■ **Task prompt**:
Each record that follows should be repeated exactly, minus any images.

■ **Records provided**:

◆ ◆ ◆ ◆ ◆ ◆ ◆

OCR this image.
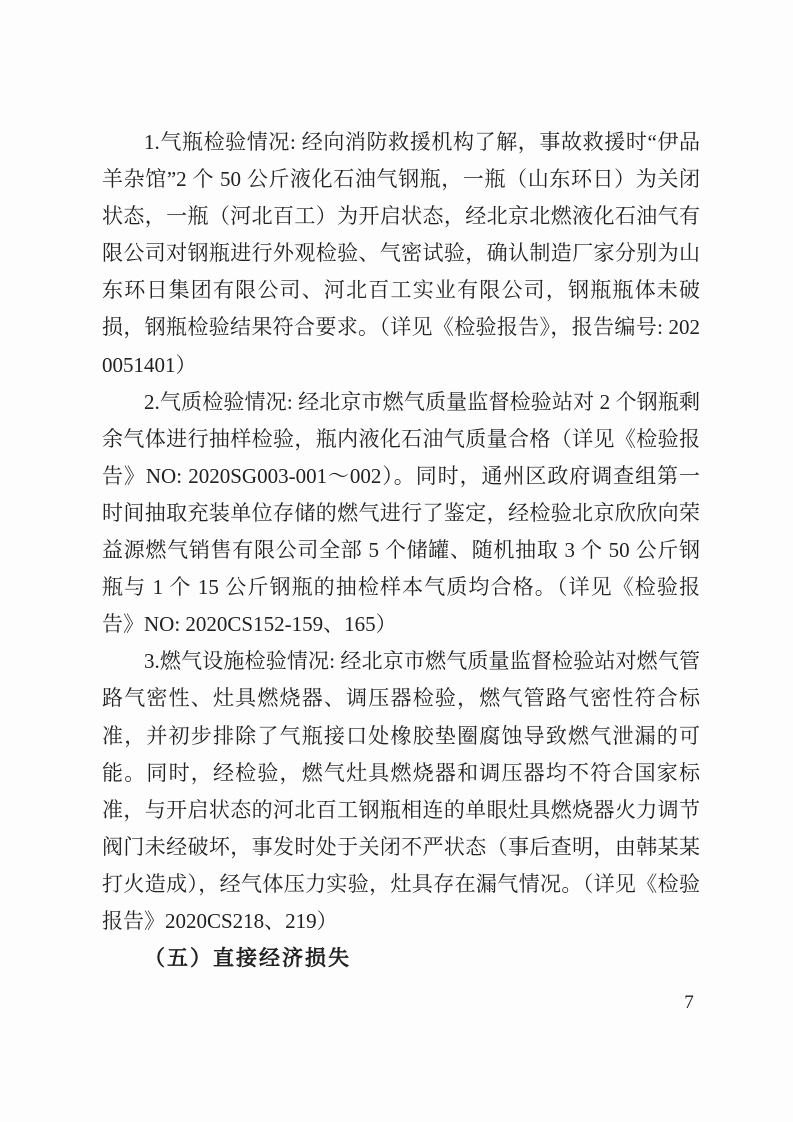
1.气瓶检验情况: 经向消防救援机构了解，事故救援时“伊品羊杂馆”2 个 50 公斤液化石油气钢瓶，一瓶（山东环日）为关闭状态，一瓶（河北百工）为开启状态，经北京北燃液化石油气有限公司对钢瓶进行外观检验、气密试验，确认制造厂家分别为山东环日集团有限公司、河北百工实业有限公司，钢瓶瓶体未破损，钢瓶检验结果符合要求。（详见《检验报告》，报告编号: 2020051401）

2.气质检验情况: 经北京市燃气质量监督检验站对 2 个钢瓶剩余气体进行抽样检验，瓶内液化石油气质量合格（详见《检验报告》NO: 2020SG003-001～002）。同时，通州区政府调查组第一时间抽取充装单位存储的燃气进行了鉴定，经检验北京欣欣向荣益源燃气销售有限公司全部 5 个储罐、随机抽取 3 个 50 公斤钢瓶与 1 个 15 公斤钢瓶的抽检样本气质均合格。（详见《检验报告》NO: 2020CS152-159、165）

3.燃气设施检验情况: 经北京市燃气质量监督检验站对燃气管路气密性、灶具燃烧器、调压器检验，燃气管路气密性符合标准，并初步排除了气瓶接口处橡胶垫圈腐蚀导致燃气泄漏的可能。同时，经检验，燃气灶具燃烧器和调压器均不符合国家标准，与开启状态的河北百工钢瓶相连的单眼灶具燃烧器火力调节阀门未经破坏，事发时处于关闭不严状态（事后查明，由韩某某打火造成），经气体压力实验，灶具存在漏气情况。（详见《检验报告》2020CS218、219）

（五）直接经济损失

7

◆ ◆ ◆ ◆ ◆ ◆ ◆

■ **Expected answer**:
OCR this image.
1.气瓶检验情况: 经向消防救援机构了解，事故救援时“伊品羊杂馆”2 个 50 公斤液化石油气钢瓶，一瓶（山东环日）为关闭状态，一瓶（河北百工）为开启状态，经北京北燃液化石油气有限公司对钢瓶进行外观检验、气密试验，确认制造厂家分别为山东环日集团有限公司、河北百工实业有限公司，钢瓶瓶体未破损，钢瓶检验结果符合要求。（详见《检验报告》，报告编号: 2020051401）

2.气质检验情况: 经北京市燃气质量监督检验站对 2 个钢瓶剩余气体进行抽样检验，瓶内液化石油气质量合格（详见《检验报告》NO: 2020SG003-001～002）。同时，通州区政府调查组第一时间抽取充装单位存储的燃气进行了鉴定，经检验北京欣欣向荣益源燃气销售有限公司全部 5 个储罐、随机抽取 3 个 50 公斤钢瓶与 1 个 15 公斤钢瓶的抽检样本气质均合格。（详见《检验报告》NO: 2020CS152-159、165）

3.燃气设施检验情况: 经北京市燃气质量监督检验站对燃气管路气密性、灶具燃烧器、调压器检验，燃气管路气密性符合标准，并初步排除了气瓶接口处橡胶垫圈腐蚀导致燃气泄漏的可能。同时，经检验，燃气灶具燃烧器和调压器均不符合国家标准，与开启状态的河北百工钢瓶相连的单眼灶具燃烧器火力调节阀门未经破坏，事发时处于关闭不严状态（事后查明，由韩某某打火造成），经气体压力实验，灶具存在漏气情况。（详见《检验报告》2020CS218、219）

（五）直接经济损失

7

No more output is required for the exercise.